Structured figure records
----------------------------------------
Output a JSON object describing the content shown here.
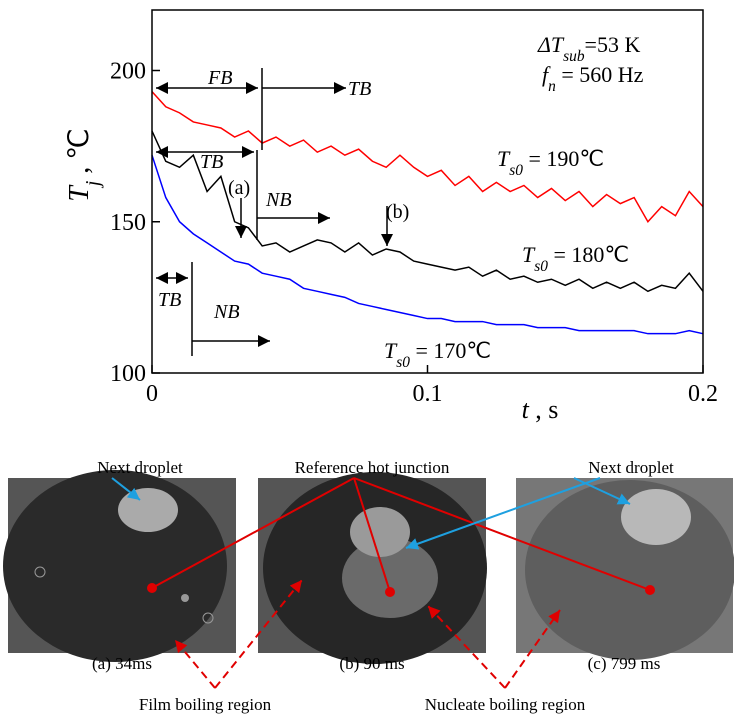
{
  "chart_data": {
    "type": "line",
    "y_label": "Tj , ℃",
    "x_label": "t , s",
    "x": [
      0,
      0.005,
      0.01,
      0.015,
      0.02,
      0.025,
      0.03,
      0.035,
      0.04,
      0.045,
      0.05,
      0.055,
      0.06,
      0.065,
      0.07,
      0.075,
      0.08,
      0.085,
      0.09,
      0.095,
      0.1,
      0.105,
      0.11,
      0.115,
      0.12,
      0.125,
      0.13,
      0.135,
      0.14,
      0.145,
      0.15,
      0.155,
      0.16,
      0.165,
      0.17,
      0.175,
      0.18,
      0.185,
      0.19,
      0.195,
      0.2
    ],
    "series": [
      {
        "name": "Ts0 = 190℃",
        "color": "#ff0000",
        "values": [
          193,
          188,
          186,
          183,
          182,
          181,
          178,
          180,
          176,
          178,
          175,
          177,
          173,
          175,
          172,
          174,
          170,
          168,
          172,
          168,
          165,
          167,
          162,
          165,
          160,
          163,
          160,
          162,
          158,
          161,
          157,
          160,
          155,
          159,
          156,
          158,
          150,
          155,
          152,
          160,
          155
        ]
      },
      {
        "name": "Ts0 = 180℃",
        "color": "#000000",
        "values": [
          180,
          170,
          168,
          172,
          160,
          165,
          150,
          148,
          142,
          143,
          140,
          142,
          144,
          143,
          140,
          143,
          139,
          141,
          140,
          137,
          136,
          135,
          134,
          135,
          132,
          134,
          131,
          132,
          130,
          131,
          129,
          131,
          128,
          130,
          128,
          130,
          127,
          129,
          128,
          133,
          127
        ]
      },
      {
        "name": "Ts0 = 170℃",
        "color": "#0000ff",
        "values": [
          172,
          158,
          150,
          146,
          143,
          140,
          137,
          136,
          133,
          132,
          131,
          128,
          127,
          126,
          125,
          123,
          122,
          121,
          120,
          119,
          118,
          118,
          117,
          117,
          117,
          116,
          116,
          116,
          115,
          115,
          115,
          114,
          114,
          114,
          114,
          114,
          113,
          113,
          113,
          114,
          113
        ]
      }
    ],
    "xlim": [
      0,
      0.2
    ],
    "xticks": [
      0,
      0.1,
      0.2
    ],
    "ylim": [
      100,
      220
    ],
    "yticks": [
      100,
      150,
      200
    ],
    "annotations": {
      "delta_t": "ΔTsub=53 K",
      "freq": "fn = 560 Hz",
      "fb": "FB",
      "tb_top": "TB",
      "tb_mid": "TB",
      "nb_mid": "NB",
      "tb_low": "TB",
      "nb_low": "NB",
      "a": "(a)",
      "b": "(b)"
    }
  },
  "photos": [
    {
      "caption": "(a) 34ms"
    },
    {
      "caption": "(b) 90 ms"
    },
    {
      "caption": "(c) 799 ms"
    }
  ],
  "callouts": {
    "next_droplet_1": "Next droplet",
    "reference": "Reference hot junction",
    "next_droplet_2": "Next droplet",
    "film": "Film boiling region",
    "nucleate": "Nucleate boiling region"
  }
}
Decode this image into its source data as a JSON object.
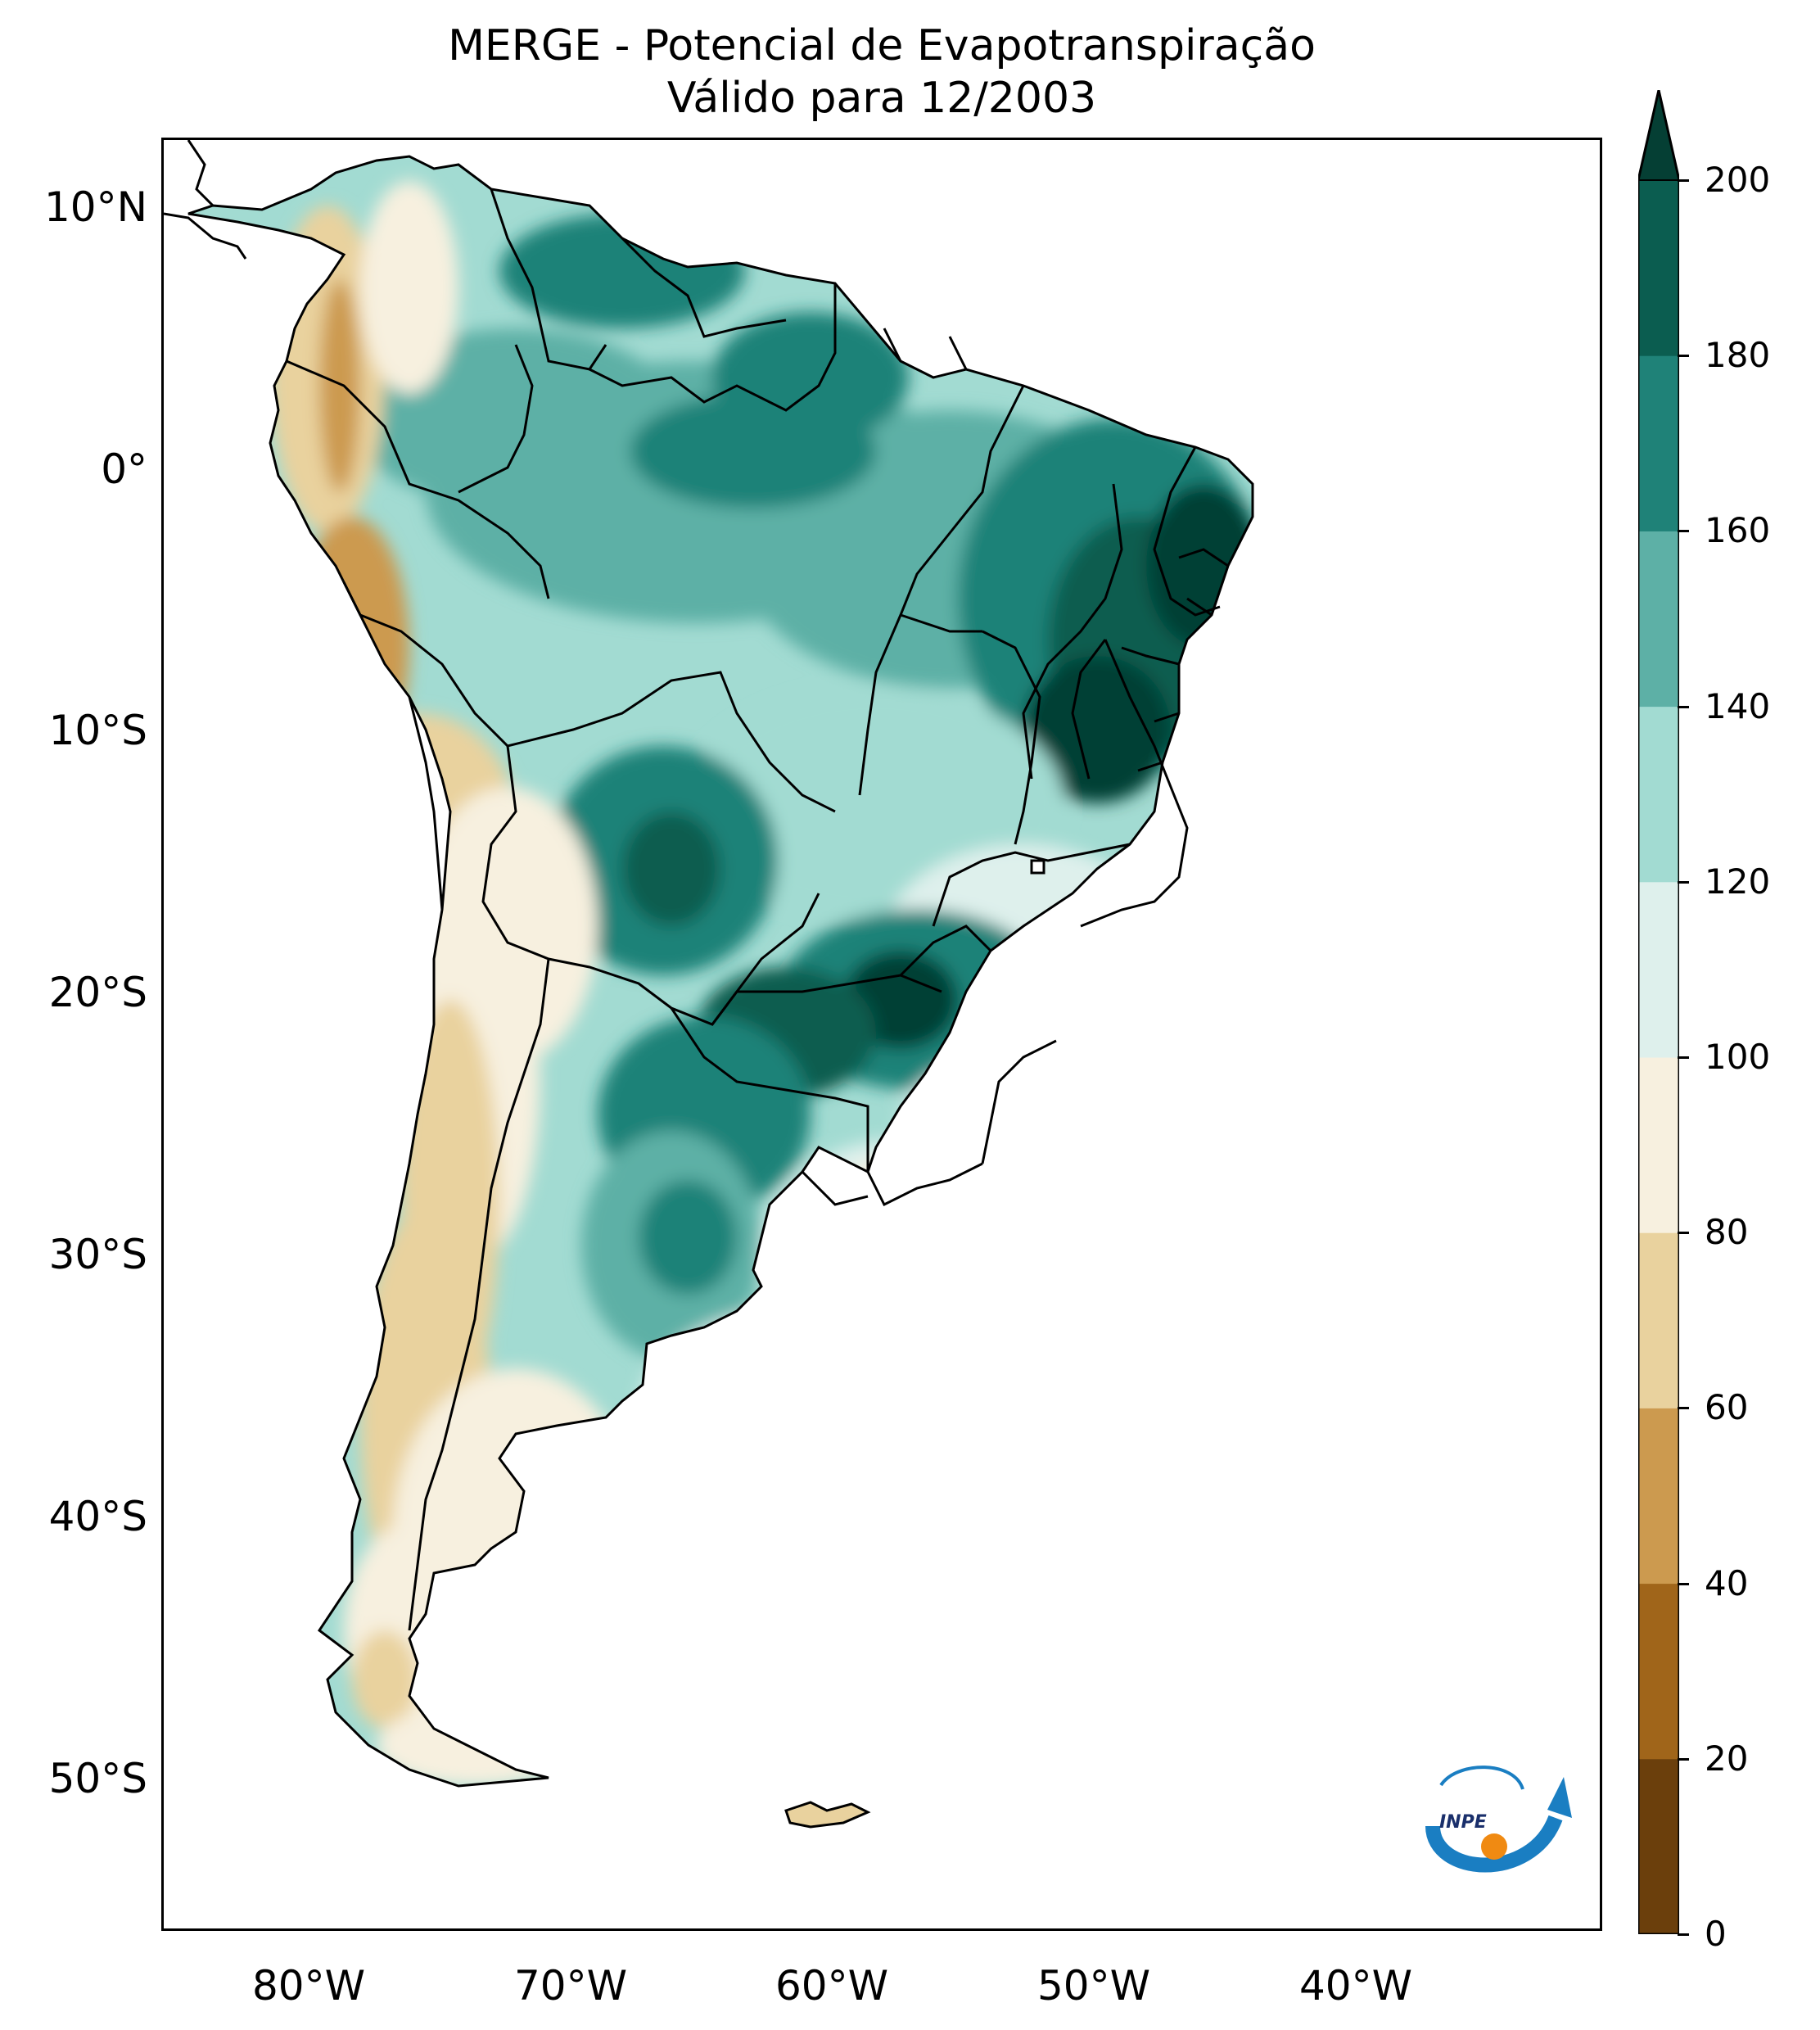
{
  "title": {
    "line1": "MERGE - Potencial de Evapotranspiração",
    "line2": "Válido para 12/2003"
  },
  "axes": {
    "lat_labels": [
      "10°N",
      "0°",
      "10°S",
      "20°S",
      "30°S",
      "40°S",
      "50°S"
    ],
    "lon_labels": [
      "80°W",
      "70°W",
      "60°W",
      "50°W",
      "40°W"
    ]
  },
  "colorbar": {
    "ticks": [
      "0",
      "20",
      "40",
      "60",
      "80",
      "100",
      "120",
      "140",
      "160",
      "180",
      "200"
    ],
    "colors": [
      "#6b3f0c",
      "#a0651a",
      "#cc9a4f",
      "#e9d29e",
      "#f7f0df",
      "#def0ec",
      "#a2dbd2",
      "#5db0a6",
      "#1f8278",
      "#0b5d50",
      "#053f34"
    ],
    "min": 0,
    "max": 200,
    "step": 20,
    "extend": "max"
  },
  "logo": {
    "text": "INPE"
  }
}
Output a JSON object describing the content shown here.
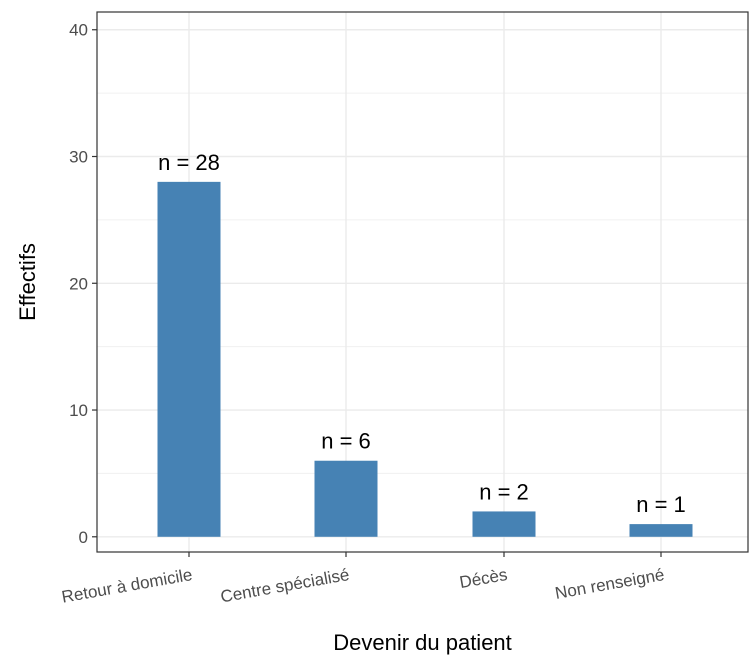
{
  "chart_data": {
    "type": "bar",
    "categories": [
      "Retour à domicile",
      "Centre spécialisé",
      "Décès",
      "Non renseigné"
    ],
    "values": [
      28,
      6,
      2,
      1
    ],
    "data_labels": [
      "n = 28",
      "n = 6",
      "n = 2",
      "n = 1"
    ],
    "xlabel": "Devenir du patient",
    "ylabel": "Effectifs",
    "ylim": [
      -1.2,
      41.4
    ],
    "yticks": [
      0,
      10,
      20,
      30,
      40
    ],
    "ytick_labels": [
      "0",
      "10",
      "20",
      "30",
      "40"
    ],
    "grid": true,
    "bar_color": "#4682b4",
    "x_tick_rotation_deg": 10
  }
}
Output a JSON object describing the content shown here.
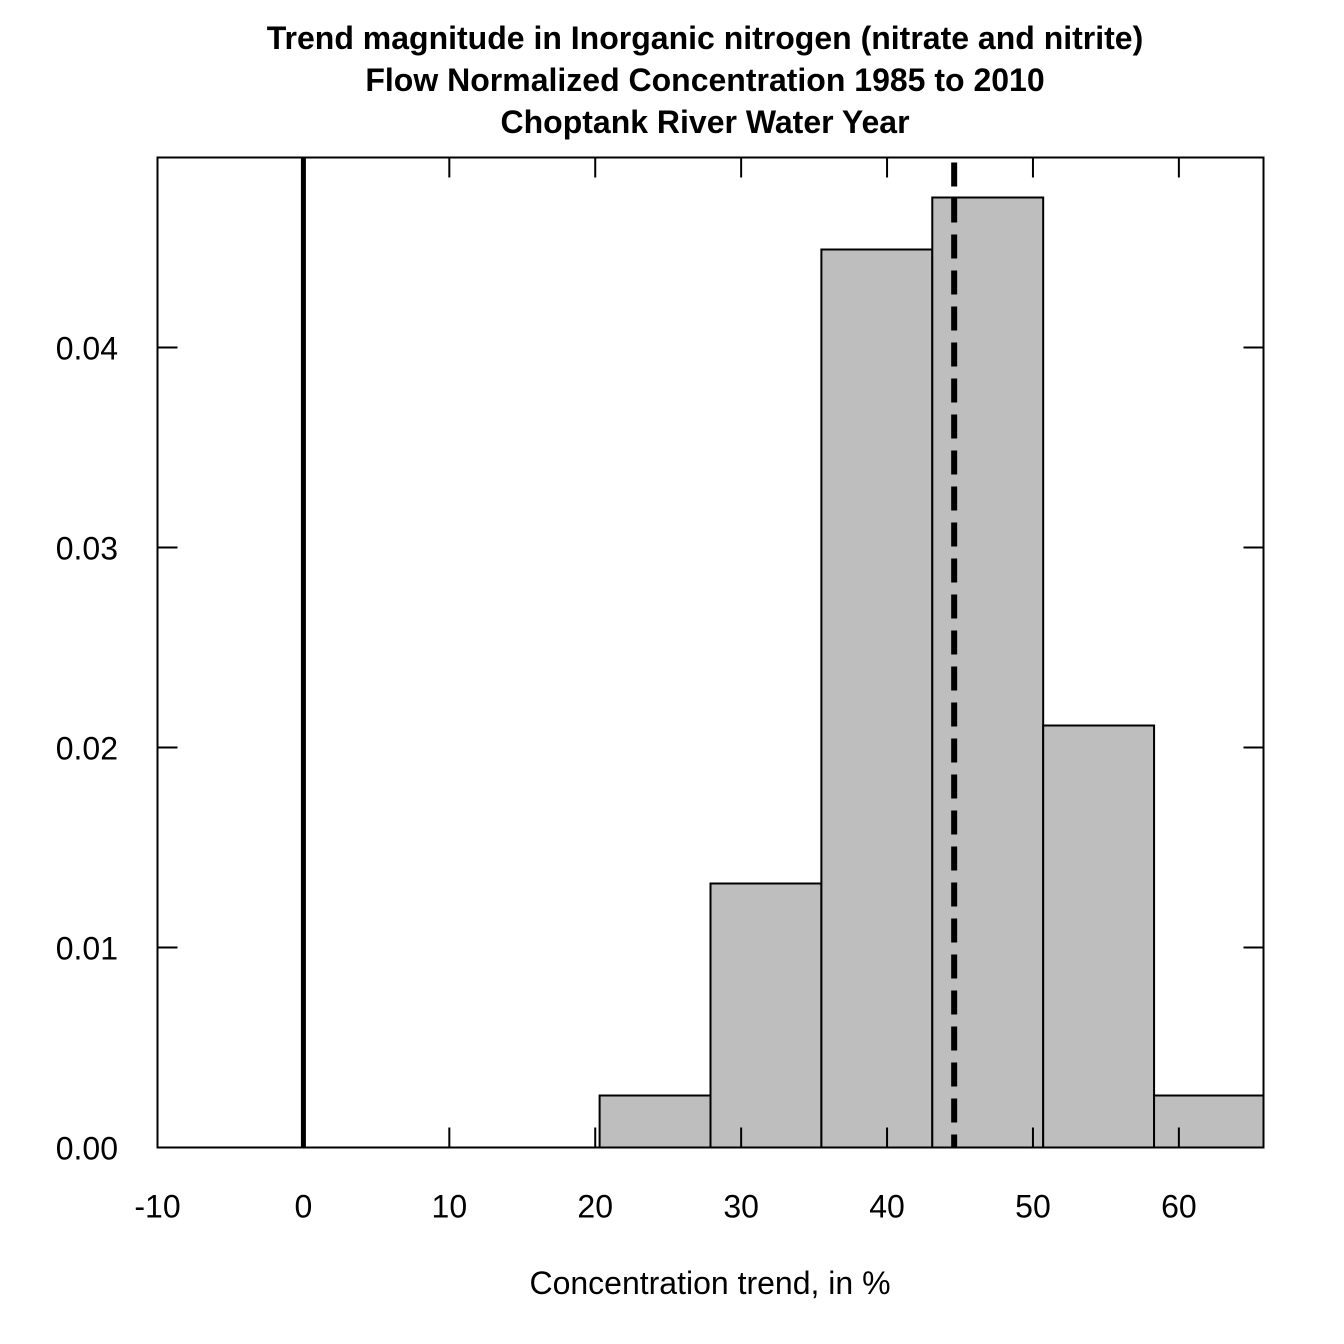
{
  "chart_data": {
    "type": "bar",
    "title": [
      "Trend magnitude in Inorganic nitrogen (nitrate and nitrite)",
      "Flow Normalized Concentration 1985 to 2010",
      "Choptank River Water Year"
    ],
    "xlabel": "Concentration trend, in %",
    "ylabel": "",
    "xlim": [
      -10,
      65.8
    ],
    "ylim": [
      0,
      0.0495
    ],
    "xticks": [
      -10,
      0,
      10,
      20,
      30,
      40,
      50,
      60
    ],
    "xtick_labels": [
      "-10",
      "0",
      "10",
      "20",
      "30",
      "40",
      "50",
      "60"
    ],
    "yticks": [
      0,
      0.01,
      0.02,
      0.03,
      0.04
    ],
    "ytick_labels": [
      "0.00",
      "0.01",
      "0.02",
      "0.03",
      "0.04"
    ],
    "bins": [
      {
        "start": 20.3,
        "end": 27.9,
        "value": 0.0026
      },
      {
        "start": 27.9,
        "end": 35.5,
        "value": 0.0132
      },
      {
        "start": 35.5,
        "end": 43.1,
        "value": 0.0449
      },
      {
        "start": 43.1,
        "end": 50.7,
        "value": 0.0475
      },
      {
        "start": 50.7,
        "end": 58.3,
        "value": 0.0211
      },
      {
        "start": 58.3,
        "end": 65.8,
        "value": 0.0026
      }
    ],
    "reference_line_x": 0,
    "estimate_line_x": 44.6,
    "bar_color": "#bebebe"
  }
}
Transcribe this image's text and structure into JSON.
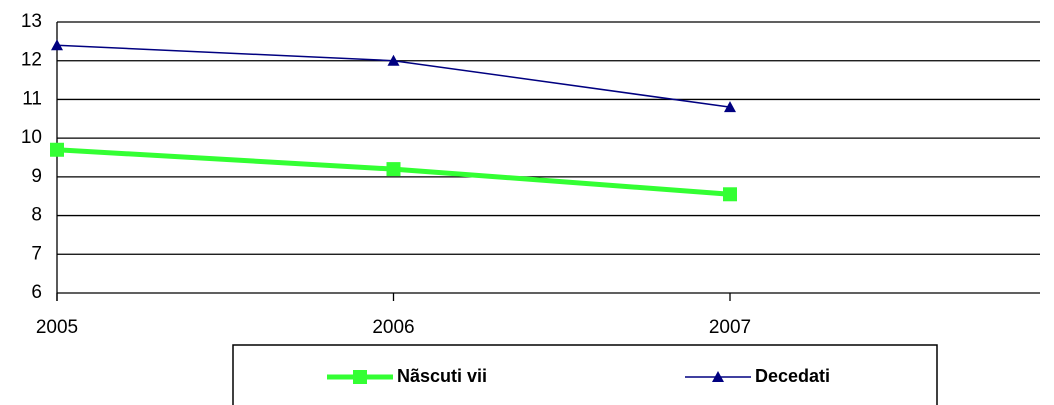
----------------------------------------
=== Your instructions ===
Find the lines containing "name" and list every one of them.

=== Written solution ===
        "name": "Ts0 = 190℃",
        "name": "Ts0 = 180℃",
        "name": "Ts0 = 170℃",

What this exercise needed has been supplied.